Short exercise: Copy the data from the line containing "staticText: 55 [856,54,894,92]" through the last line of the data, inclusive, and omit the pictures.

=== Information shown ===

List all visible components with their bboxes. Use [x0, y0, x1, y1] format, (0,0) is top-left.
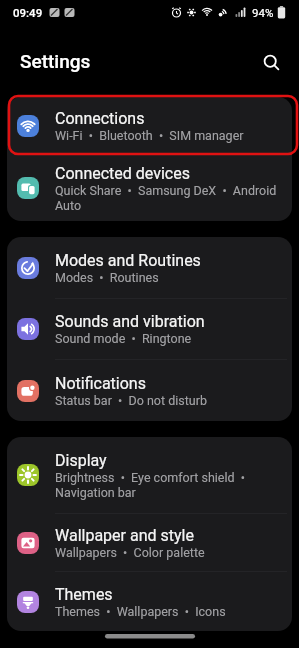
- staticText: Settings: [20, 50, 91, 72]
- staticText: Wallpaper and style: [55, 526, 194, 545]
- staticText: Wi-Fi • Bluetooth • SIM manager: [55, 128, 244, 143]
- staticText: Sound mode • Ringtone: [55, 331, 192, 346]
- staticText: Status bar • Do not disturb: [55, 393, 207, 408]
- staticText: Modes • Routines: [55, 270, 159, 285]
- staticText: Wallpapers • Color palette: [55, 545, 205, 560]
- staticText: Quick Share • Samsung DeX • Android Auto: [55, 183, 277, 213]
- staticText: Modes and Routines: [55, 251, 201, 270]
- staticText: Connected devices: [55, 164, 190, 183]
- staticText: Display: [55, 451, 107, 470]
- button[interactable]: Display: [7, 437, 292, 513]
- button[interactable]: Themes: [7, 572, 292, 631]
- button[interactable]: Sounds and vibration: [7, 299, 292, 359]
- staticText: Themes: [55, 585, 113, 604]
- button[interactable]: Notifications: [7, 360, 292, 421]
- button[interactable]: Connected devices: [7, 155, 292, 221]
- staticText: 94%: [252, 6, 274, 19]
- button[interactable]: Connections: [7, 97, 292, 155]
- staticText: Sounds and vibration: [55, 312, 205, 331]
- staticText: Connections: [55, 109, 145, 128]
- button[interactable]: Modes and Routines: [7, 237, 292, 298]
- staticText: Notifications: [55, 374, 146, 393]
- button[interactable]: Wallpaper and style: [7, 514, 292, 571]
- staticText: Themes • Wallpapers • Icons: [55, 604, 226, 619]
- staticText: Brightness • Eye comfort shield • Naviga…: [55, 470, 245, 500]
- button[interactable]: [262, 53, 282, 73]
- staticText: 09:49: [13, 6, 43, 19]
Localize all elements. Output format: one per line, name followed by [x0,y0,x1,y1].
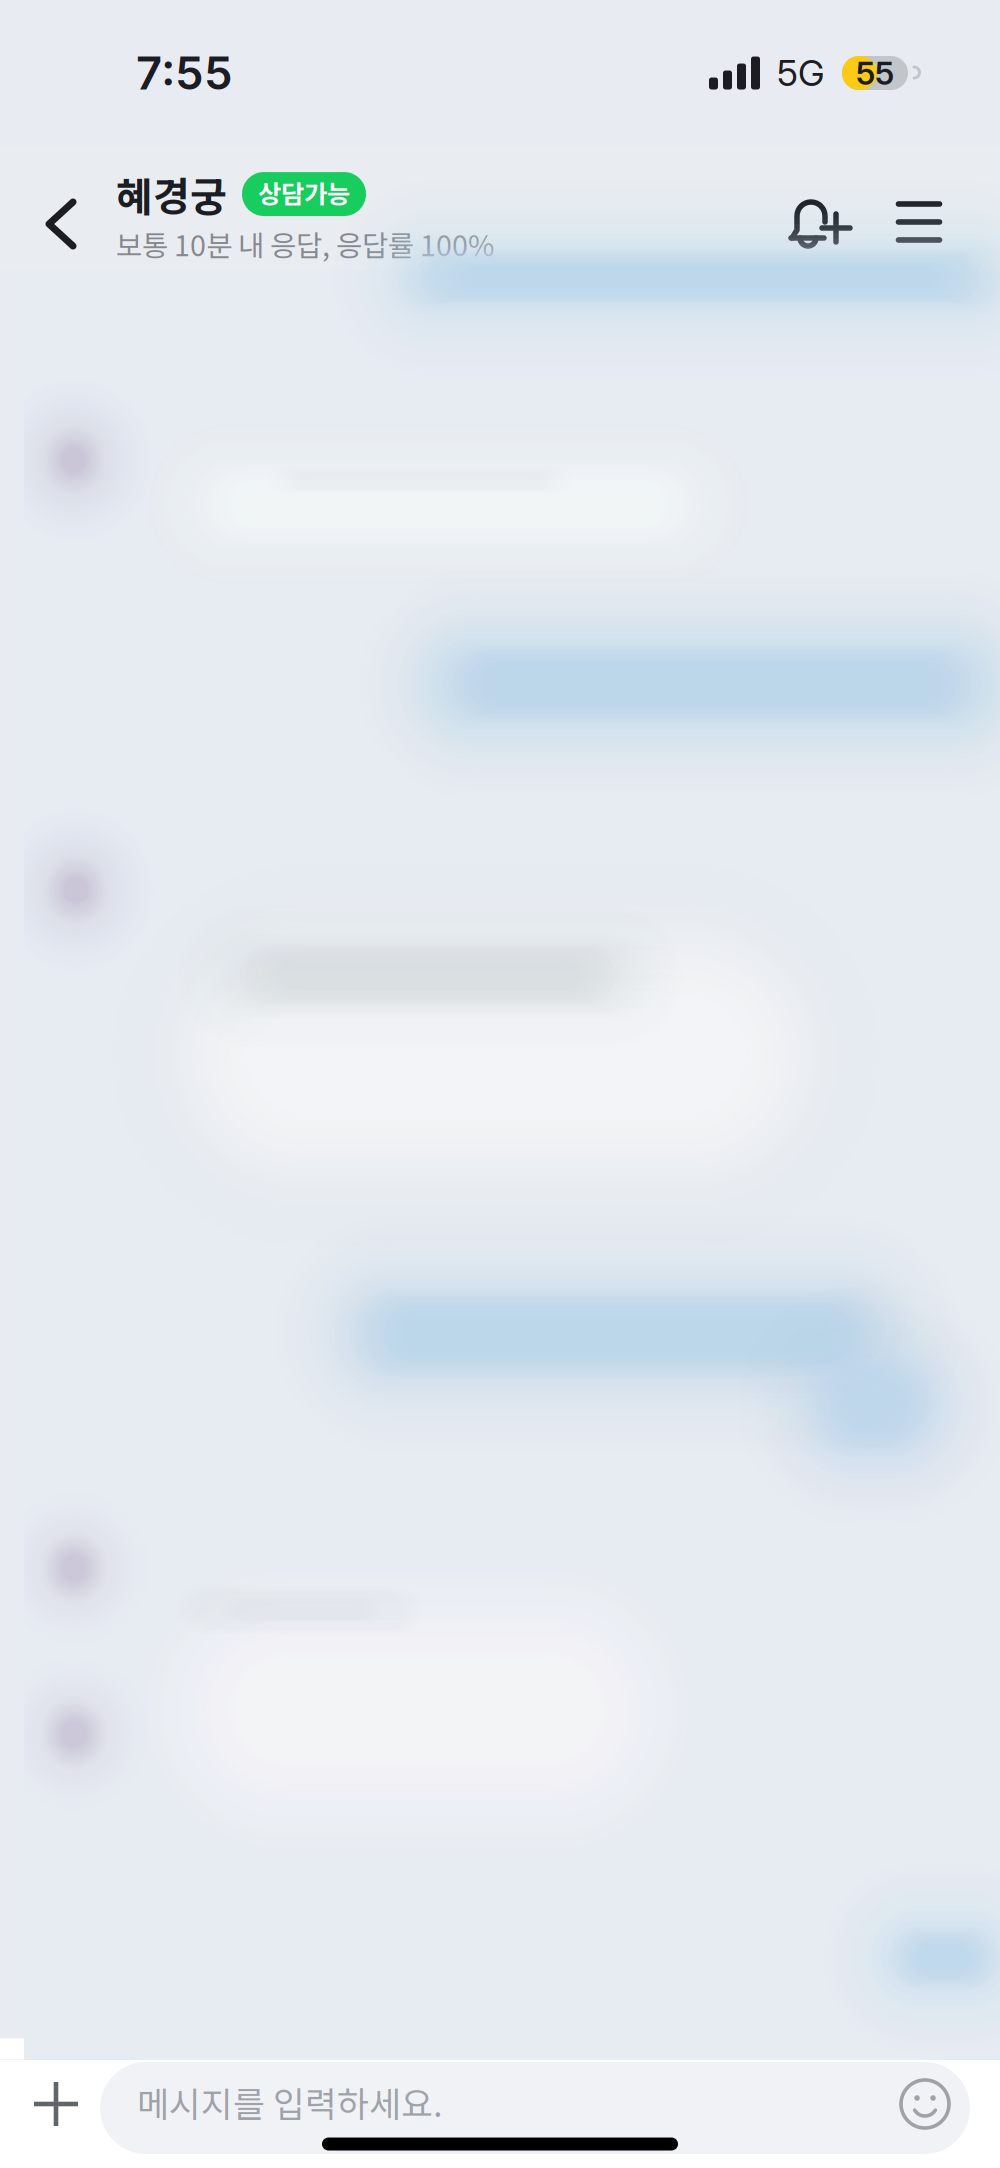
staticText: 55 [856,54,894,92]
staticText: 메시지를 입력하세요. [137,2077,443,2127]
staticText: 보통 10분 내 응답, 응답률 100% [116,223,494,264]
button[interactable]: Emoji [884,2062,970,2154]
button[interactable]: Back [0,146,116,270]
staticText: 5G [777,51,824,95]
button[interactable]: Notifications [794,146,890,270]
button[interactable]: Menu [890,146,980,270]
staticText: 혜경궁 [116,165,227,223]
button[interactable]: Add attachment [0,2060,100,2156]
staticText: 상담가능 [258,174,350,211]
staticText: 7:55 [136,46,233,100]
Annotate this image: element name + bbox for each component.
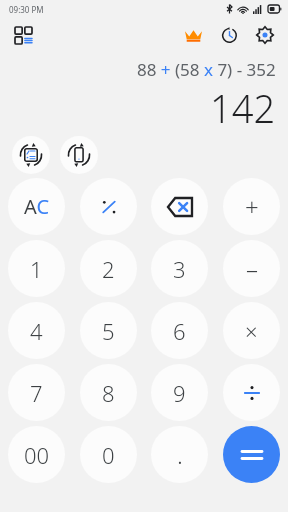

===

Complete answer:
staticText: 55 [856,54,894,92]
staticText: 메시지를 입력하세요. [137,2077,443,2127]
staticText: 보통 10분 내 응답, 응답률 100% [116,223,494,264]
button[interactable]: Emoji [884,2062,970,2154]
button[interactable]: Back [0,146,116,270]
staticText: 5G [777,51,824,95]
button[interactable]: Notifications [794,146,890,270]
button[interactable]: Menu [890,146,980,270]
staticText: 혜경궁 [116,165,227,223]
button[interactable]: Add attachment [0,2060,100,2156]
staticText: 상담가능 [258,174,350,211]
staticText: 7:55 [136,46,233,100]
Annotate this image: element name + bbox for each component.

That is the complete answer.